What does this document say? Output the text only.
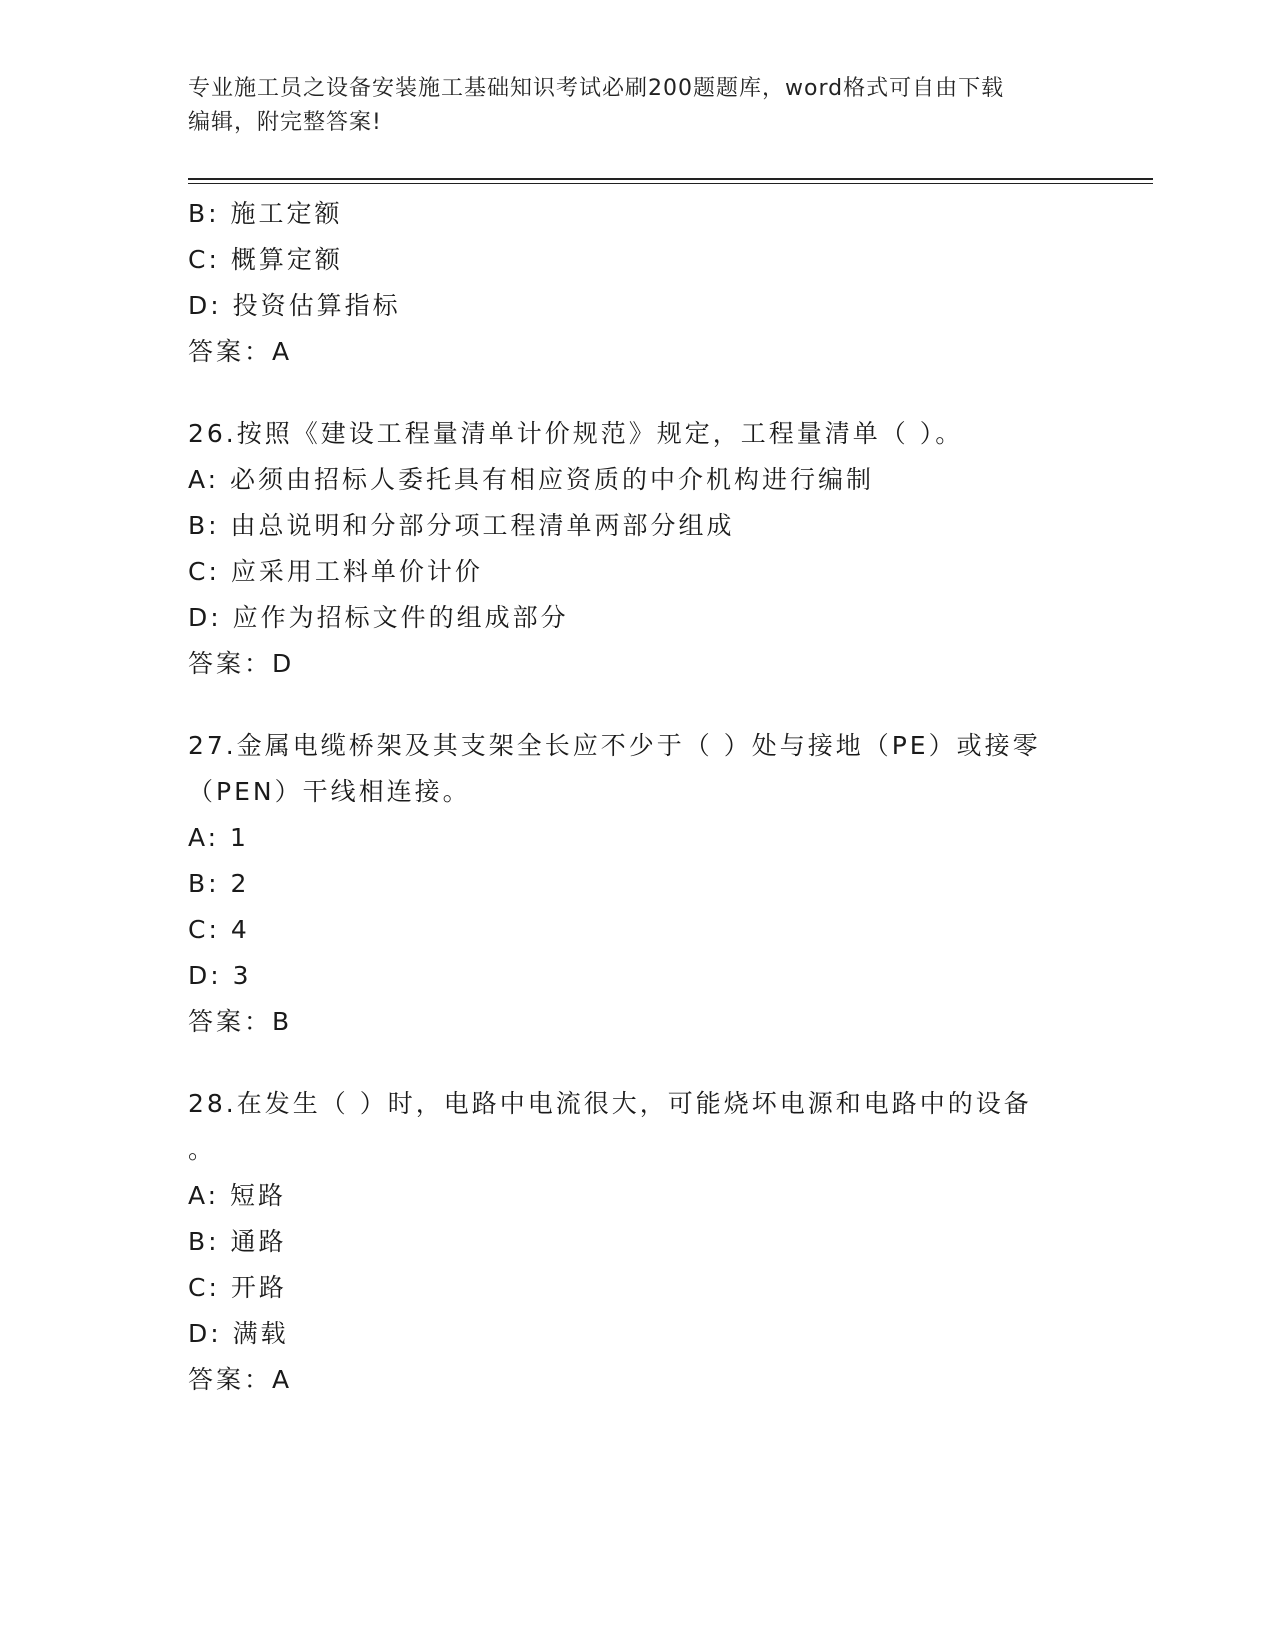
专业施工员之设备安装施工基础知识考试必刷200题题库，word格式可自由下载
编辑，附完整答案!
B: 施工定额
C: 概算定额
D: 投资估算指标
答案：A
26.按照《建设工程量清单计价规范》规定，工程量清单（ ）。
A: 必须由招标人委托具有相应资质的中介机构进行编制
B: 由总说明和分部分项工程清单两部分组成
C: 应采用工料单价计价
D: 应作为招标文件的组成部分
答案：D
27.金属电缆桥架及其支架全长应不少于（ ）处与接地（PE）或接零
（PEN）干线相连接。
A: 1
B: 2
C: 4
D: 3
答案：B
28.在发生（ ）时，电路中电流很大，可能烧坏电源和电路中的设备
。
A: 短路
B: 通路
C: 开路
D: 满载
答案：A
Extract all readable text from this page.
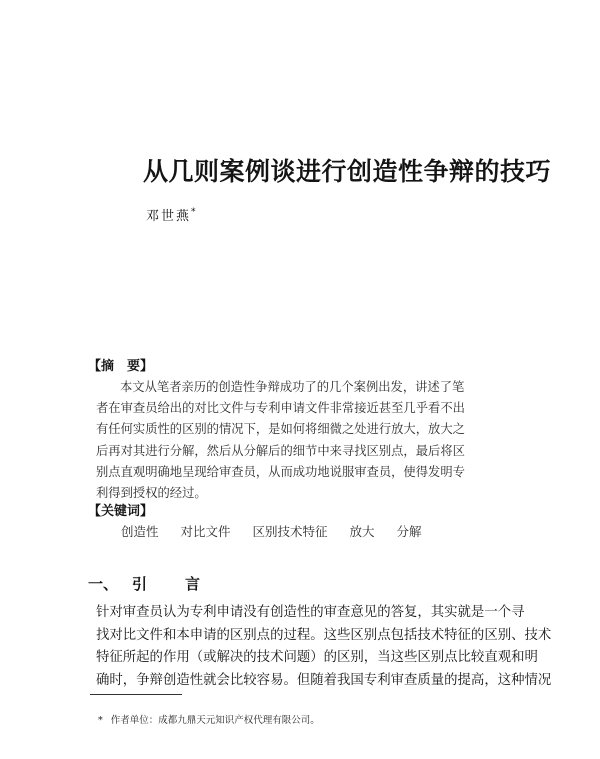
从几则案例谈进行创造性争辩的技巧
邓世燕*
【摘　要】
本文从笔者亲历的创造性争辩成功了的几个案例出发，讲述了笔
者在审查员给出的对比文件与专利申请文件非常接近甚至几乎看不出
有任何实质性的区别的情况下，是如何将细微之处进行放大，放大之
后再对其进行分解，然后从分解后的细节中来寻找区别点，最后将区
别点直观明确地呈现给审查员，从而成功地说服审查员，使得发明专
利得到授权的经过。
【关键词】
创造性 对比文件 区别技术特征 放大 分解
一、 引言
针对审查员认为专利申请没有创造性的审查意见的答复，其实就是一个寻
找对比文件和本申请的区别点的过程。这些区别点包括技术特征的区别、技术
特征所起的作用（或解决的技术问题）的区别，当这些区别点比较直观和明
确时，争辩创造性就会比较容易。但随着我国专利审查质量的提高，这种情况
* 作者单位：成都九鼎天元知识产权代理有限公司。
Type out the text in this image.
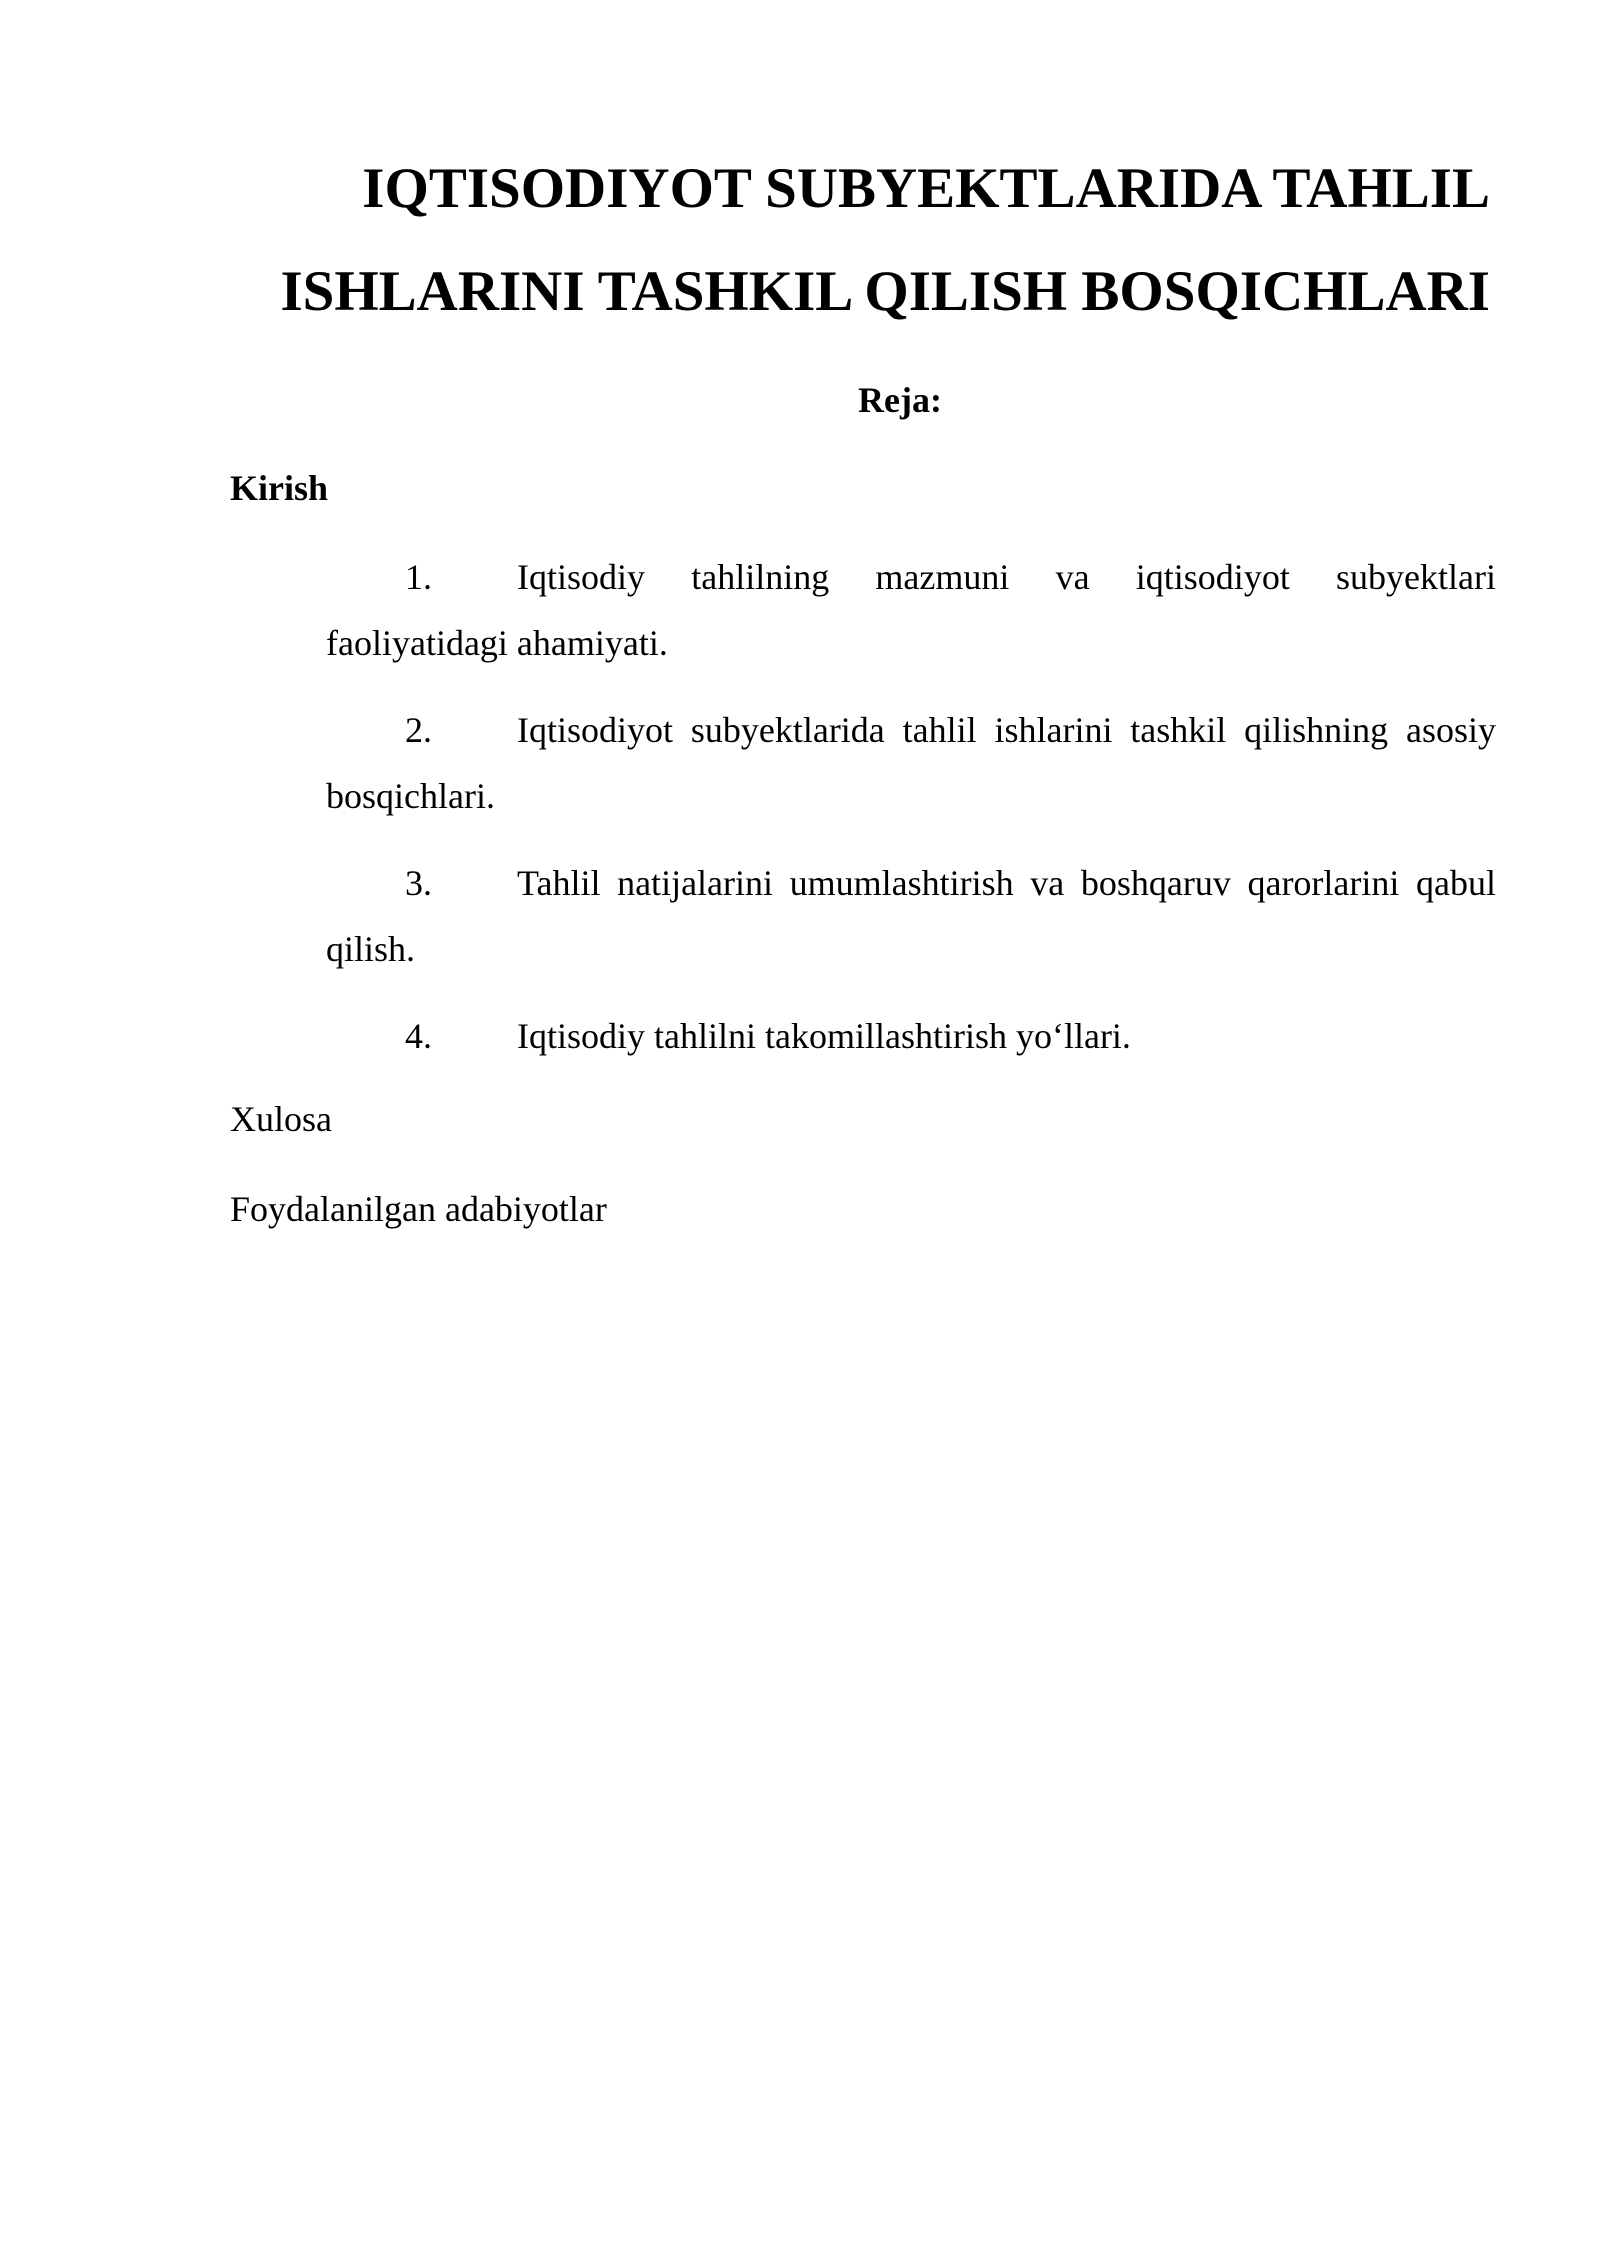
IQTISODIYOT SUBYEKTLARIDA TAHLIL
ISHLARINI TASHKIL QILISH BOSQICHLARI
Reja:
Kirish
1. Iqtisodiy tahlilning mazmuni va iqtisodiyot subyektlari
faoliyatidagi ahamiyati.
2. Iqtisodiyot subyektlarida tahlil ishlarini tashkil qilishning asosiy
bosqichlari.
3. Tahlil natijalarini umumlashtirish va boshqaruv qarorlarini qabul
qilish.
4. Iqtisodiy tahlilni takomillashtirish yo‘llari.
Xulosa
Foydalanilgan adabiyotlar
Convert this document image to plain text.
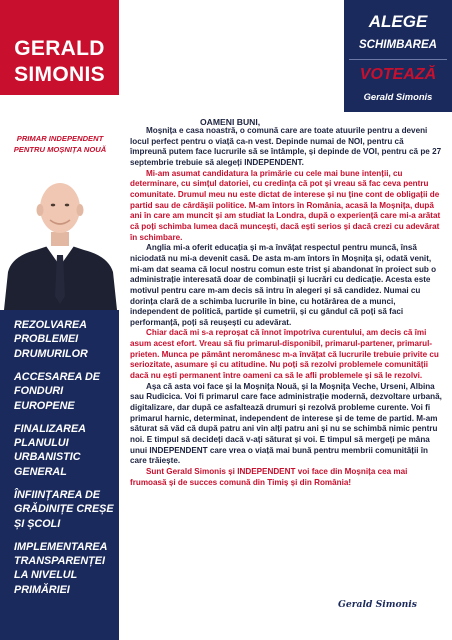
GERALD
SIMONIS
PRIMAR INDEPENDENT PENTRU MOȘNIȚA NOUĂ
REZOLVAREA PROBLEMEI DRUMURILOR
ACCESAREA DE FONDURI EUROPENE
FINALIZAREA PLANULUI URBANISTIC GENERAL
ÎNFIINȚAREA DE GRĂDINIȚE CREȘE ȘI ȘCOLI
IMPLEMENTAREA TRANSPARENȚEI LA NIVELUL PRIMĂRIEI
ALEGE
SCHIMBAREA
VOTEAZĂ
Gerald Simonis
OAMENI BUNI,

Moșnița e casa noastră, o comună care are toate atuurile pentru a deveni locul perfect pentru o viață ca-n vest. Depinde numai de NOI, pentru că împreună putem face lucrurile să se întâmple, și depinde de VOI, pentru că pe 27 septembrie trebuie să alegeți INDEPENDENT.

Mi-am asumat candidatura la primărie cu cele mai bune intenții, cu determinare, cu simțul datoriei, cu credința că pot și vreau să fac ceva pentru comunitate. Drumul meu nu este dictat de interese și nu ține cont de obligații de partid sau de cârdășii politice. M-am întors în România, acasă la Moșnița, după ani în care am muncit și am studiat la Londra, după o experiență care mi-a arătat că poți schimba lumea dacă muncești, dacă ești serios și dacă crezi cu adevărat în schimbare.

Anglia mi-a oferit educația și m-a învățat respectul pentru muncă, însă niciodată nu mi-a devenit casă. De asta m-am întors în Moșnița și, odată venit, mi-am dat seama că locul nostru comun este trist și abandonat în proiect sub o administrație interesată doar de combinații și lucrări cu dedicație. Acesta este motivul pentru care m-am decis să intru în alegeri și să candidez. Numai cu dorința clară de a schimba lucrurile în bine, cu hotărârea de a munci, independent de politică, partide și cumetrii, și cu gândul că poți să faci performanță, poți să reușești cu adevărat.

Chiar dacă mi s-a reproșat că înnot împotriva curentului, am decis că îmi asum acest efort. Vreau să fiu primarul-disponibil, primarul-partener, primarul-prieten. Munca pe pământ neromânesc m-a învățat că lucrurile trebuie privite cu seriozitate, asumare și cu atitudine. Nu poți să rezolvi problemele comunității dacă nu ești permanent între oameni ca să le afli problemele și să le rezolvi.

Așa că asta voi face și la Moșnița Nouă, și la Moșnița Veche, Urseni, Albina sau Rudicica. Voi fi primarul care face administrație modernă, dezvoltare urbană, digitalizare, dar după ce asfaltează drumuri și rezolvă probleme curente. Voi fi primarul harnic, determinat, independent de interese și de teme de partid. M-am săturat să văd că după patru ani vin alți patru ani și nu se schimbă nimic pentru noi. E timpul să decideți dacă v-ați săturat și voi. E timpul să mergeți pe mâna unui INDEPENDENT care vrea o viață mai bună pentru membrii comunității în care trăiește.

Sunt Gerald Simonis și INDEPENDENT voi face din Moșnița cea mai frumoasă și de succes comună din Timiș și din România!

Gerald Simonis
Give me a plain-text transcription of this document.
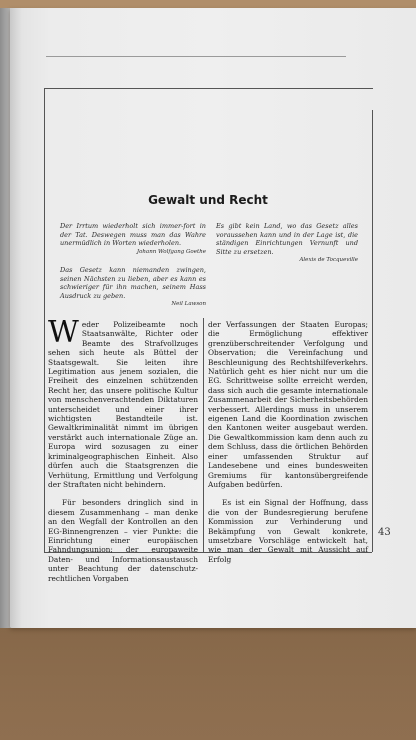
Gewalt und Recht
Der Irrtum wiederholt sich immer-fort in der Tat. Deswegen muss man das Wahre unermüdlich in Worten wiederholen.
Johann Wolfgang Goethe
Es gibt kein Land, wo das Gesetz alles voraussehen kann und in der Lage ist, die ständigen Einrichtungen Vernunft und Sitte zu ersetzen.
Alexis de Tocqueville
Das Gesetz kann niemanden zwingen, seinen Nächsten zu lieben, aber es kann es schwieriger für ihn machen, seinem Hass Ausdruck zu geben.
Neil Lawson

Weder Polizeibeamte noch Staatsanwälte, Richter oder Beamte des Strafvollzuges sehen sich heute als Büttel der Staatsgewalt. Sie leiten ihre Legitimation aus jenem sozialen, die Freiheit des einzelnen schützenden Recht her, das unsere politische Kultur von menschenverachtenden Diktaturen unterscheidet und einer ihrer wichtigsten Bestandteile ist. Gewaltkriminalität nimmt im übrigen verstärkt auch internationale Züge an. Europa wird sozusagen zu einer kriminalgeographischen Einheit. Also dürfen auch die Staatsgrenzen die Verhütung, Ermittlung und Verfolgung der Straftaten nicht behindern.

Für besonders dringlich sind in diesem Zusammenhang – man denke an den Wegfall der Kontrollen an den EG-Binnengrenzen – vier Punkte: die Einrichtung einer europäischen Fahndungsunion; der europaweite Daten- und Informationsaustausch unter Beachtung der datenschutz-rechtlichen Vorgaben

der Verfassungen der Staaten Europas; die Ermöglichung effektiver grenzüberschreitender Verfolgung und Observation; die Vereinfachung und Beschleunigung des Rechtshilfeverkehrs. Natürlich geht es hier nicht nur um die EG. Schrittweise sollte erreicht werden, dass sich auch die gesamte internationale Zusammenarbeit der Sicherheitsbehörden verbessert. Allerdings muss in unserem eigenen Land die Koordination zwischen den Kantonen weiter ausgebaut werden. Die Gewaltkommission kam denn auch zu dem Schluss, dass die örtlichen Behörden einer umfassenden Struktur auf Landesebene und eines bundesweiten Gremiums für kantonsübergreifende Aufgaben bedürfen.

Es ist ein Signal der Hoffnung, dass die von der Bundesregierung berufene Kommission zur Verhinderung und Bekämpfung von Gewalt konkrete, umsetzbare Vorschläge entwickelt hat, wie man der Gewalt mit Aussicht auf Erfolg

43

### The problem
State the number of lines in the preceding entries that include the word "image". Provide nothing else.

### In response
2